**** Stored records

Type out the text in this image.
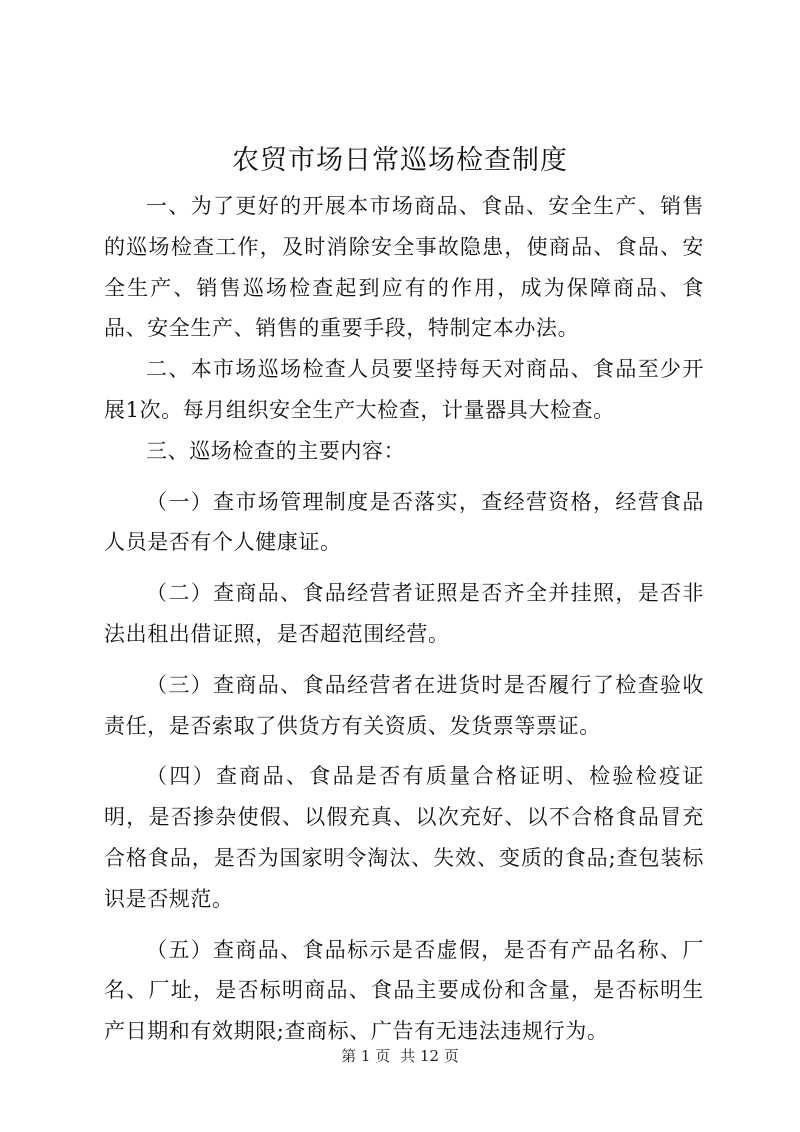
农贸市场日常巡场检查制度

一、为了更好的开展本市场商品、食品、安全生产、销售的巡场检查工作，及时消除安全事故隐患，使商品、食品、安全生产、销售巡场检查起到应有的作用，成为保障商品、食品、安全生产、销售的重要手段，特制定本办法。

二、本市场巡场检查人员要坚持每天对商品、食品至少开展1次。每月组织安全生产大检查，计量器具大检查。

三、巡场检查的主要内容：

（一）查市场管理制度是否落实，查经营资格，经营食品人员是否有个人健康证。

（二）查商品、食品经营者证照是否齐全并挂照，是否非法出租出借证照，是否超范围经营。

（三）查商品、食品经营者在进货时是否履行了检查验收责任，是否索取了供货方有关资质、发货票等票证。

（四）查商品、食品是否有质量合格证明、检验检疫证明，是否掺杂使假、以假充真、以次充好、以不合格食品冒充合格食品，是否为国家明令淘汰、失效、变质的食品;查包装标识是否规范。

（五）查商品、食品标示是否虚假，是否有产品名称、厂名、厂址，是否标明商品、食品主要成份和含量，是否标明生产日期和有效期限;查商标、广告有无违法违规行为。

第 1 页 共 12 页
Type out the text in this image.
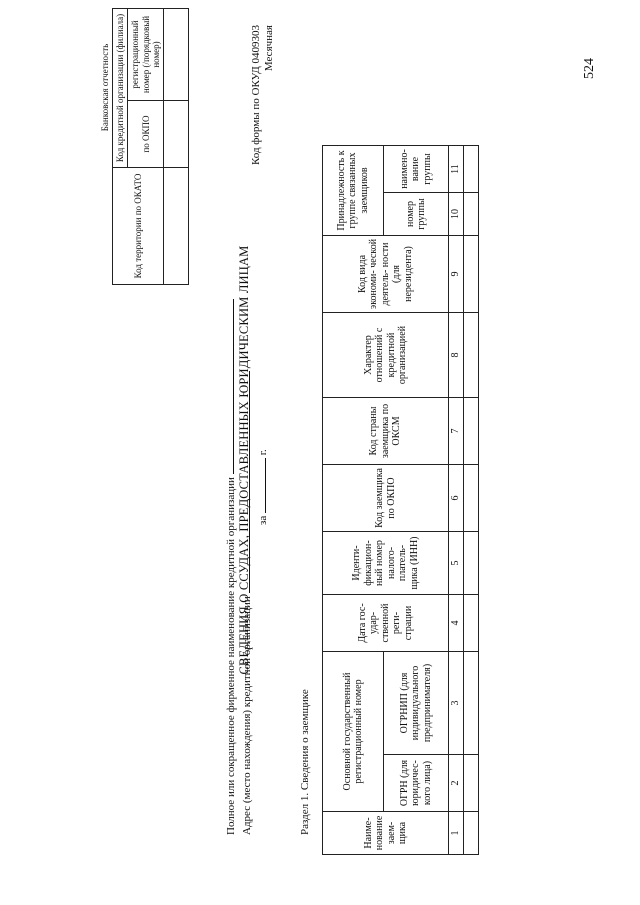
524
Банковская отчетность
Код территории по ОКАТО	Код кредитной организации (филиала)	
	по ОКПО	регистрационный номер (/порядковый номер)

СВЕДЕНИЯ О ССУДАХ, ПРЕДОСТАВЛЕННЫХ ЮРИДИЧЕСКИМ ЛИЦАМ за  г.
Код формы по ОКУД 0409303 Месячная
Полное или сокращенное фирменное наименование кредитной организации Адрес (место нахождения) кредитной организации	Раздел 1. Сведения о заемщике	Наиме- нование заем- щика	Основной государственный регистрационный номер		Дата гос- удар- ственной реги- страции	Иденти- фикацион- ный номер налого- платель- щика (ИНН)	Код заемщика по ОКПО	Код страны заемщика по ОКСМ	Характер отношений с кредитной организацией	Код вида экономи- ческой деятель- ности (для нерезидента)	Принадлежность к группе связанных заемщиков	
	ОГРН (для юридичес- кого лица)	ОГРНИП (для индивидуального предпринимателя)							номер группы	наимено- вание группы
1	2	3	4	5	6	7	8	9	10	11
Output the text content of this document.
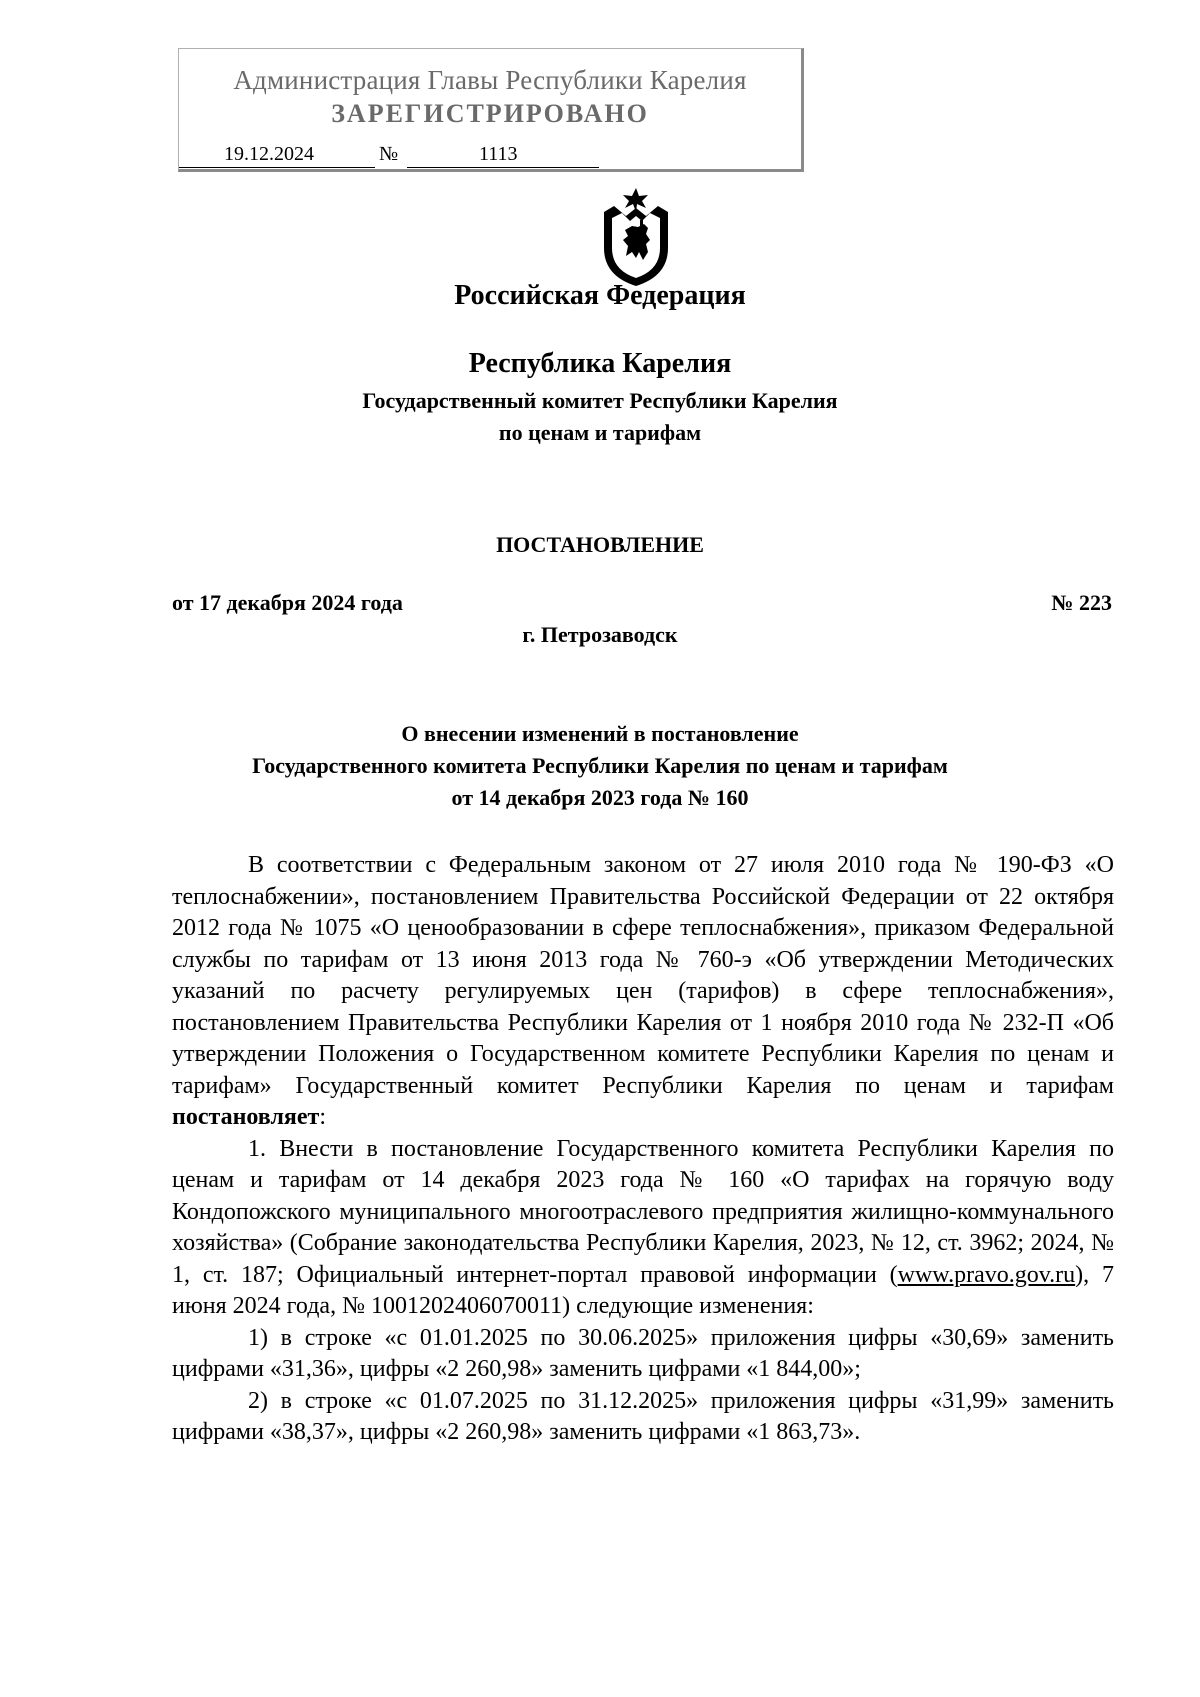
Администрация Главы Республики Карелия
ЗАРЕГИСТРИРОВАНО
19.12.2024	№	1113
Российская Федерация
Республика Карелия
Государственный комитет Республики Карелия
по ценам и тарифам
ПОСТАНОВЛЕНИЕ
от 17 декабря 2024 года	№ 223
г. Петрозаводск
О внесении изменений в постановление
Государственного комитета Республики Карелия по ценам и тарифам
от 14 декабря 2023 года № 160

В соответствии с Федеральным законом от 27 июля 2010 года № 190-ФЗ «О теплоснабжении», постановлением Правительства Российской Федерации от 22 октября 2012 года № 1075 «О ценообразовании в сфере теплоснабжения», приказом Федеральной службы по тарифам от 13 июня 2013 года № 760-э «Об утверждении Методических указаний по расчету регулируемых цен (тарифов) в сфере теплоснабжения», постановлением Правительства Республики Карелия от 1 ноября 2010 года № 232-П «Об утверждении Положения о Государственном комитете Республики Карелия по ценам и тарифам» Государственный комитет Республики Карелия по ценам и тарифам постановляет:

1. Внести в постановление Государственного комитета Республики Карелия по ценам и тарифам от 14 декабря 2023 года № 160 «О тарифах на горячую воду Кондопожского муниципального многоотраслевого предприятия жилищно-коммунального хозяйства» (Собрание законодательства Республики Карелия, 2023, № 12, ст. 3962; 2024, № 1, ст. 187; Официальный интернет-портал правовой информации (www.pravo.gov.ru), 7 июня 2024 года, № 1001202406070011) следующие изменения:

1) в строке «с 01.01.2025 по 30.06.2025» приложения цифры «30,69» заменить цифрами «31,36», цифры «2 260,98» заменить цифрами «1 844,00»;

2) в строке «с 01.07.2025 по 31.12.2025» приложения цифры «31,99» заменить цифрами «38,37», цифры «2 260,98» заменить цифрами «1 863,73».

********

= Objective =
In the entries above, find each line with the string "приложения" and copy it.

= Response to this task =
1) в строке «с 01.01.2025 по 30.06.2025» приложения цифры «30,69» заменить цифрами «31,36», цифры «2 260,98» заменить цифрами «1 844,00»;
2) в строке «с 01.07.2025 по 31.12.2025» приложения цифры «31,99» заменить цифрами «38,37», цифры «2 260,98» заменить цифрами «1 863,73».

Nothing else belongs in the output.